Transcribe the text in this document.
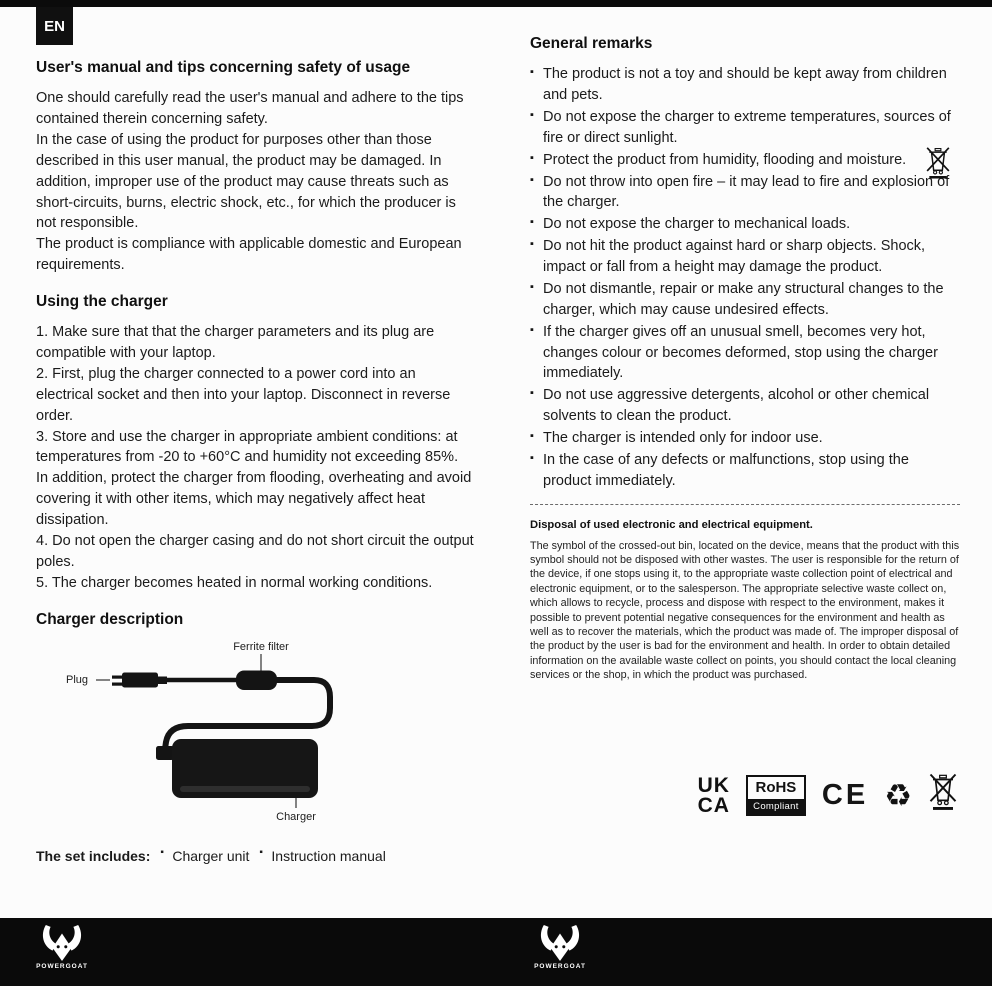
EN
User's manual and tips concerning safety of usage

One should carefully read the user's manual and adhere to the tips contained therein concerning safety.

In the case of using the product for purposes other than those described in this user manual, the product may be damaged. In addition, improper use of the product may cause threats such as short-circuits, burns, electric shock, etc., for which the producer is not responsible.

The product is compliance with applicable domestic and European requirements.

Using the charger

1. Make sure that that the charger parameters and its plug are compatible with your laptop.

2. First, plug the charger connected to a power cord into an electrical socket and then into your laptop. Disconnect in reverse order.

3. Store and use the charger in appropriate ambient conditions: at temperatures from -20 to +60°C and humidity not exceeding 85%. In addition, protect the charger from flooding, overheating and avoid covering it with other items, which may negatively affect heat dissipation.

4. Do not open the charger casing and do not short circuit the output poles.

5. The charger becomes heated in normal working conditions.

Charger description
Ferrite filter
Plug
Charger
The set includes:	▪ Charger unit	▪ Instruction manual
General remarks
▪ The product is not a toy and should be kept away from children and pets.
▪ Do not expose the charger to extreme temperatures, sources of fire or direct sunlight.
▪ Protect the product from humidity, flooding and moisture.
▪ Do not throw into open fire – it may lead to fire and explosion of the charger.
▪ Do not expose the charger to mechanical loads.
▪ Do not hit the product against hard or sharp objects. Shock, impact or fall from a height may damage the product.
▪ Do not dismantle, repair or make any structural changes to the charger, which may cause undesired effects.
▪ If the charger gives off an unusual smell, becomes very hot, changes colour or becomes deformed, stop using the charger immediately.
▪ Do not use aggressive detergents, alcohol or other chemical solvents to clean the product.
▪ The charger is intended only for indoor use.
▪ In the case of any defects or malfunctions, stop using the product immediately.
Disposal of used electronic and electrical equipment.

The symbol of the crossed-out bin, located on the device, means that the product with this symbol should not be disposed with other wastes. The user is responsible for the return of the device, if one stops using it, to the appropriate waste collection point of electrical and electronic equipment, or to the salesperson. The appropriate selective waste collect on, which allows to recycle, process and dispose with respect to the environment, makes it possible to prevent potential negative consequences for the environment and health as well as to recover the materials, which the product was made of. The improper disposal of the product by the user is bad for the environment and health. In order to obtain detailed information on the available waste collect on points, you should contact the local cleaning services or the shop, in which the product was purchased.

UK
CA
RoHS
Compliant CE ♻
POWERGOAT	POWERGOAT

*Problem description:* Leave the pictures out and output the rest of the listing exactly.

*The completed task:*
Transcribe the text in this document.
EN
User's manual and tips concerning safety of usage

One should carefully read the user's manual and adhere to the tips contained therein concerning safety.

In the case of using the product for purposes other than those described in this user manual, the product may be damaged. In addition, improper use of the product may cause threats such as short-circuits, burns, electric shock, etc., for which the producer is not responsible.

The product is compliance with applicable domestic and European requirements.

Using the charger

1. Make sure that that the charger parameters and its plug are compatible with your laptop.

2. First, plug the charger connected to a power cord into an electrical socket and then into your laptop. Disconnect in reverse order.

3. Store and use the charger in appropriate ambient conditions: at temperatures from -20 to +60°C and humidity not exceeding 85%. In addition, protect the charger from flooding, overheating and avoid covering it with other items, which may negatively affect heat dissipation.

4. Do not open the charger casing and do not short circuit the output poles.

5. The charger becomes heated in normal working conditions.

Charger description
Ferrite filter
Plug
Charger
The set includes:	▪ Charger unit	▪ Instruction manual
General remarks
▪ The product is not a toy and should be kept away from children and pets.
▪ Do not expose the charger to extreme temperatures, sources of fire or direct sunlight.
▪ Protect the product from humidity, flooding and moisture.
▪ Do not throw into open fire – it may lead to fire and explosion of the charger.
▪ Do not expose the charger to mechanical loads.
▪ Do not hit the product against hard or sharp objects. Shock, impact or fall from a height may damage the product.
▪ Do not dismantle, repair or make any structural changes to the charger, which may cause undesired effects.
▪ If the charger gives off an unusual smell, becomes very hot, changes colour or becomes deformed, stop using the charger immediately.
▪ Do not use aggressive detergents, alcohol or other chemical solvents to clean the product.
▪ The charger is intended only for indoor use.
▪ In the case of any defects or malfunctions, stop using the product immediately.
Disposal of used electronic and electrical equipment.

The symbol of the crossed-out bin, located on the device, means that the product with this symbol should not be disposed with other wastes. The user is responsible for the return of the device, if one stops using it, to the appropriate waste collection point of electrical and electronic equipment, or to the salesperson. The appropriate selective waste collect on, which allows to recycle, process and dispose with respect to the environment, makes it possible to prevent potential negative consequences for the environment and health as well as to recover the materials, which the product was made of. The improper disposal of the product by the user is bad for the environment and health. In order to obtain detailed information on the available waste collect on points, you should contact the local cleaning services or the shop, in which the product was purchased.

UK
CA
RoHS
Compliant CE ♻
POWERGOAT	POWERGOAT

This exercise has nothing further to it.